■ **INFORMATION GIVEN**:
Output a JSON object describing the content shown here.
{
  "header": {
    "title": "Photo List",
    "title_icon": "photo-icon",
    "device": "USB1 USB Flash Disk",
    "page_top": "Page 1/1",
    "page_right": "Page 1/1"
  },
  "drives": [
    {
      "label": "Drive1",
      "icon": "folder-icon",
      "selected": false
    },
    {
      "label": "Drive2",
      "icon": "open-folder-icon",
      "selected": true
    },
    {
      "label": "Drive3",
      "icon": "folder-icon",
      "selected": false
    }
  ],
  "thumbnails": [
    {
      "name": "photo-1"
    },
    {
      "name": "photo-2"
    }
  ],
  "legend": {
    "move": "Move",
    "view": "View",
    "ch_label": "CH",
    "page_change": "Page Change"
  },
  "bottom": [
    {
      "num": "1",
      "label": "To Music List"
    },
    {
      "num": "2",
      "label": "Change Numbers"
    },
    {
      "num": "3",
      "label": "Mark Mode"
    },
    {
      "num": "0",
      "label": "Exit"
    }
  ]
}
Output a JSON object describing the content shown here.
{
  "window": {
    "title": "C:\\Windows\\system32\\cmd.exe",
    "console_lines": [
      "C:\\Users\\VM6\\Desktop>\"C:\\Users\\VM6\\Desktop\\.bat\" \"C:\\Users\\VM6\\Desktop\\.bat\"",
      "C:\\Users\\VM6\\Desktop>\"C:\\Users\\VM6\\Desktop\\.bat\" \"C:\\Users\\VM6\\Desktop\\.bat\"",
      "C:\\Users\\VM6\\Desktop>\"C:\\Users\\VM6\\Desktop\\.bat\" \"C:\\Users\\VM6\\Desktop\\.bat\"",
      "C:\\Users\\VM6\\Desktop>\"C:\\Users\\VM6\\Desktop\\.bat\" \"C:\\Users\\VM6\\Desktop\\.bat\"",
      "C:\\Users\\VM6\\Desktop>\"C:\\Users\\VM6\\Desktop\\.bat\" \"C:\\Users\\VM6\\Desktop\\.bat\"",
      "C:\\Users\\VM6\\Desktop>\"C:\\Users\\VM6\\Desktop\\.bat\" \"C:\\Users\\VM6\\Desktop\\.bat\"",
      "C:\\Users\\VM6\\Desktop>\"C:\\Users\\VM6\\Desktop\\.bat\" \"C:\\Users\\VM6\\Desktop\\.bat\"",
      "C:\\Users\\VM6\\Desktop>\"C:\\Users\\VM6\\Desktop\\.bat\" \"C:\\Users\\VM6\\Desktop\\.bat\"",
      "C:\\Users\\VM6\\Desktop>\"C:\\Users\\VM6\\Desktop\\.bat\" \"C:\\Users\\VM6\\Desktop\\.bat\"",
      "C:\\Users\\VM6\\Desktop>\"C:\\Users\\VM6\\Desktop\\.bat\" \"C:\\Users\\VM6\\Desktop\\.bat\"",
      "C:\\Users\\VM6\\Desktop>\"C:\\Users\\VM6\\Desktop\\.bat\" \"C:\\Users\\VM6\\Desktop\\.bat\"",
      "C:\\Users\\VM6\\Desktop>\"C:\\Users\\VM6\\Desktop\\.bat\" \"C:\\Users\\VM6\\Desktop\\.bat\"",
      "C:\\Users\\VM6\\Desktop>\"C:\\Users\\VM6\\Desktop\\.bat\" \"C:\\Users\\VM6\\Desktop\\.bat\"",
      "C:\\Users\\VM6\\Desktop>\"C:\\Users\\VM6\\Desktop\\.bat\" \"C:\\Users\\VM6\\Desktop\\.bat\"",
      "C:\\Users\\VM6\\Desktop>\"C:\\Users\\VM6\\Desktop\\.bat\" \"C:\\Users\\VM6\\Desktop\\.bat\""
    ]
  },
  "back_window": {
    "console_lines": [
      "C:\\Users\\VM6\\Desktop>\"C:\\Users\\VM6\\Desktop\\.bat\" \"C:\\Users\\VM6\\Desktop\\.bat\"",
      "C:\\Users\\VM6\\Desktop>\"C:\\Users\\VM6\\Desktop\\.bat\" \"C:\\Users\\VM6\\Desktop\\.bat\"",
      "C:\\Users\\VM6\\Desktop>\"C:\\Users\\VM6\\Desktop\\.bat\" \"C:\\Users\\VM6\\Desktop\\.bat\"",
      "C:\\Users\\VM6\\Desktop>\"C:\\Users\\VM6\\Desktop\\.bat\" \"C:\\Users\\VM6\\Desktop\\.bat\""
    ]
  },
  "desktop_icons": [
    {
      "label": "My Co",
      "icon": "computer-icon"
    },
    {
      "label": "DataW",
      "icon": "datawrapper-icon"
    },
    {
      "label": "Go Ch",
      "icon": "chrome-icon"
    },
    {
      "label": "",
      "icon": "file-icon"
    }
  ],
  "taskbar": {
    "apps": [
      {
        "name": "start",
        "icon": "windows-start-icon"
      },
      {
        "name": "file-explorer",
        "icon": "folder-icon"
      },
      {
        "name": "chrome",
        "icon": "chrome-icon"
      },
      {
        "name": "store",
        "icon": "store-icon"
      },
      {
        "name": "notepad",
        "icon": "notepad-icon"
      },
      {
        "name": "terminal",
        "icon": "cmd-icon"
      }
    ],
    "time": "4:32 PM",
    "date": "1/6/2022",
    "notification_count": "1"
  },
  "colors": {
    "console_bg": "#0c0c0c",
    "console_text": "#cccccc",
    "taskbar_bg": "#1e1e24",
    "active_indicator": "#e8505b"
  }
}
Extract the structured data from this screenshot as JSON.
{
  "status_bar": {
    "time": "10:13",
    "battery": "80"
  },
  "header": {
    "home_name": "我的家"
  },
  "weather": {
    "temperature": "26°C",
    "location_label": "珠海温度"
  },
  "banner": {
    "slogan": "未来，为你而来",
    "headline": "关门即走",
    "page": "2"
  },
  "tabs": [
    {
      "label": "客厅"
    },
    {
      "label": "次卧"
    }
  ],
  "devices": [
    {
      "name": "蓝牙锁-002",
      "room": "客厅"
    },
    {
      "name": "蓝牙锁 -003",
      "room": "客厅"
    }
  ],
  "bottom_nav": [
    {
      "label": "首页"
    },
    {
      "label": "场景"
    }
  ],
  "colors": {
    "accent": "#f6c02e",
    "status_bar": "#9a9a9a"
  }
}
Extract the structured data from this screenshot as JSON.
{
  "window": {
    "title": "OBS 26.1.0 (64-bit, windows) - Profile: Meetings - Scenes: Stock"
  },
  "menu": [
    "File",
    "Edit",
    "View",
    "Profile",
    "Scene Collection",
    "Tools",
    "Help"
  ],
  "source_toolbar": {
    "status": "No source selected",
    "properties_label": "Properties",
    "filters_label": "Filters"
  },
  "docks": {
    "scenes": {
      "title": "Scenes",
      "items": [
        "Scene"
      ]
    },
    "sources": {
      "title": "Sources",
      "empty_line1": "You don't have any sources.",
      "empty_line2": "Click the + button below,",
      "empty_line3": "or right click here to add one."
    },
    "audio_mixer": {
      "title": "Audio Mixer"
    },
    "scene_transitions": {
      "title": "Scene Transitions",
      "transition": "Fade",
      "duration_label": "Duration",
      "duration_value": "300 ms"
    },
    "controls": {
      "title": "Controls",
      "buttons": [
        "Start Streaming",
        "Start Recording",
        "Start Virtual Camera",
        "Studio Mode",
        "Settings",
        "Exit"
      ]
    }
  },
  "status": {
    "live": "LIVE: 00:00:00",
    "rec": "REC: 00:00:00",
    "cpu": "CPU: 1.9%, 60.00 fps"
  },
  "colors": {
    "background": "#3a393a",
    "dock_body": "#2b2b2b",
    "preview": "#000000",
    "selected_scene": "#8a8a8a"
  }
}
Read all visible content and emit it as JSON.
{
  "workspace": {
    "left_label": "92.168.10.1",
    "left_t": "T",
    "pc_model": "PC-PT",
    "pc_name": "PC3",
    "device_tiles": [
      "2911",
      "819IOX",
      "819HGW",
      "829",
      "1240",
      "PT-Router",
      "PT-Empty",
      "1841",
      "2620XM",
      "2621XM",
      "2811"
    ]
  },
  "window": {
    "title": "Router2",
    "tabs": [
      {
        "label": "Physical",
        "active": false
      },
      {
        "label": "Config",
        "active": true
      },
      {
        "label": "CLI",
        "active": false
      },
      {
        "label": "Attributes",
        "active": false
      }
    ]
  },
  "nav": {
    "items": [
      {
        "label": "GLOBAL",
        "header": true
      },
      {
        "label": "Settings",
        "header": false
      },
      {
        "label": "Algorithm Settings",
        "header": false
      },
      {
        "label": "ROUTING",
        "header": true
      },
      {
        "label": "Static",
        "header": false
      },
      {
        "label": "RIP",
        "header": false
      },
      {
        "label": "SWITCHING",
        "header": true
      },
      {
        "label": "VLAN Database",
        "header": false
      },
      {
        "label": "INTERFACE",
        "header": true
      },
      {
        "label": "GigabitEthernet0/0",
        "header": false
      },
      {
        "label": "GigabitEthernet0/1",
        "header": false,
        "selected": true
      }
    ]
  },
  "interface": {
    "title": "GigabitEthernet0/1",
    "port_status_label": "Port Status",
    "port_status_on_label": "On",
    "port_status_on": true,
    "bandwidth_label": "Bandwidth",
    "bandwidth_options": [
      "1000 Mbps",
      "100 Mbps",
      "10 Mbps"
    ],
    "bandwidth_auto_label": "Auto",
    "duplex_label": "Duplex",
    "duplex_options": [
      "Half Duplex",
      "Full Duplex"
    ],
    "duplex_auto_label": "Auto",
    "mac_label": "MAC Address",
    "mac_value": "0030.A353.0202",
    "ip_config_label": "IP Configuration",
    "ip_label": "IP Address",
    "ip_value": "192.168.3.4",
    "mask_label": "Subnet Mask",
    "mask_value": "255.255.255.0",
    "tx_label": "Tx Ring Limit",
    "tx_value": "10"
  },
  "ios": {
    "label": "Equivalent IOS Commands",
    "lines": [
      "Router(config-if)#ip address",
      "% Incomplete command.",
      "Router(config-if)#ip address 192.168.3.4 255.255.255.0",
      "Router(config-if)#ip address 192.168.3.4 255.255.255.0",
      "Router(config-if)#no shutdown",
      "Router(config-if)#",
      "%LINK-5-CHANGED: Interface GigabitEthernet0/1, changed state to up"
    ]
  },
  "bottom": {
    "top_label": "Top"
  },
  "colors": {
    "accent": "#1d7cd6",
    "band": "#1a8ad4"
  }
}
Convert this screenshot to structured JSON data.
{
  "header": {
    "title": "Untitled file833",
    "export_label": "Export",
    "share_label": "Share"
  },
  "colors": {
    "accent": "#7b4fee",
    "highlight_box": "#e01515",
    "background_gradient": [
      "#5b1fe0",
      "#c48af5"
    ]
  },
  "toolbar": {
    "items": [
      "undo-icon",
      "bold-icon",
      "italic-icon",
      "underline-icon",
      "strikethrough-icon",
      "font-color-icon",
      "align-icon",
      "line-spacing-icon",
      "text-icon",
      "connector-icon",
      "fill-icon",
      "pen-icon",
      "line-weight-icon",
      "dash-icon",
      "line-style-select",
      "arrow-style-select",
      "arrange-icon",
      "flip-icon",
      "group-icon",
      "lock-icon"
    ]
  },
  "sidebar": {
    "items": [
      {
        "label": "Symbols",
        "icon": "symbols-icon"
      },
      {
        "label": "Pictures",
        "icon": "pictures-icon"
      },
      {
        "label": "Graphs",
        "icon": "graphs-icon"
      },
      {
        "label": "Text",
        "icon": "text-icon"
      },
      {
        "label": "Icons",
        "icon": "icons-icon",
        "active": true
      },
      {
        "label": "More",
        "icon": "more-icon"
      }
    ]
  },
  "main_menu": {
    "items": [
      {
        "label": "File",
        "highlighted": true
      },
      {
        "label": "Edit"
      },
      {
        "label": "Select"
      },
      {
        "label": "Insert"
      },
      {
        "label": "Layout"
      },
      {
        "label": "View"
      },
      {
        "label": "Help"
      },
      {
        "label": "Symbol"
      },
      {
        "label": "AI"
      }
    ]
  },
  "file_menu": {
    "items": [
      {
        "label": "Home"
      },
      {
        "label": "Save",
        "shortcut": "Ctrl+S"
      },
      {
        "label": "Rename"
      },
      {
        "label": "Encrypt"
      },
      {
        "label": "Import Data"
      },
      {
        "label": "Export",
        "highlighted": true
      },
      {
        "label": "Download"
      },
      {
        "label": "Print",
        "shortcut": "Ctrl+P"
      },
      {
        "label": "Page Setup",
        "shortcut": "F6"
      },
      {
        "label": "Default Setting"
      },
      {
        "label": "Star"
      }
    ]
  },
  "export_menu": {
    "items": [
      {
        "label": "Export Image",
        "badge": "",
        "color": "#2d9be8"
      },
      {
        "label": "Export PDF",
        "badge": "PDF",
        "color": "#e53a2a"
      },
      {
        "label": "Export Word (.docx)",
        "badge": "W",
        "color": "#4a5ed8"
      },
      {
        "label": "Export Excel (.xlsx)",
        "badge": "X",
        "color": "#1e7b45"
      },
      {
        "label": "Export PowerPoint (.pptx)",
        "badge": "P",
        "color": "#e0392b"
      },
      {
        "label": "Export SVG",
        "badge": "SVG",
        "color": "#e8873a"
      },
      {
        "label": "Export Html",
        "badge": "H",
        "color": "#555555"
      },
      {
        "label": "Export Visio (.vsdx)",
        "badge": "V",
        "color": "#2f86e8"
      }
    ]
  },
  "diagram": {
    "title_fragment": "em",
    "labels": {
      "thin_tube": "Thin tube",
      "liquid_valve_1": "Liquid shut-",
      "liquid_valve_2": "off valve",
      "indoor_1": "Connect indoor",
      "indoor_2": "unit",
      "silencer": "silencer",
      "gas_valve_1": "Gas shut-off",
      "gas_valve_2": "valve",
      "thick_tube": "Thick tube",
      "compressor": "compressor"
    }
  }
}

■ **DIRECTIVE**:
Isolate the lines that hold the word "Profile" and copy all of them.

■ **OUTPUT FOR THIS EXERCISE**:
    "title": "OBS 26.1.0 (64-bit, windows) - Profile: Meetings - Scenes: Stock"
    "Profile",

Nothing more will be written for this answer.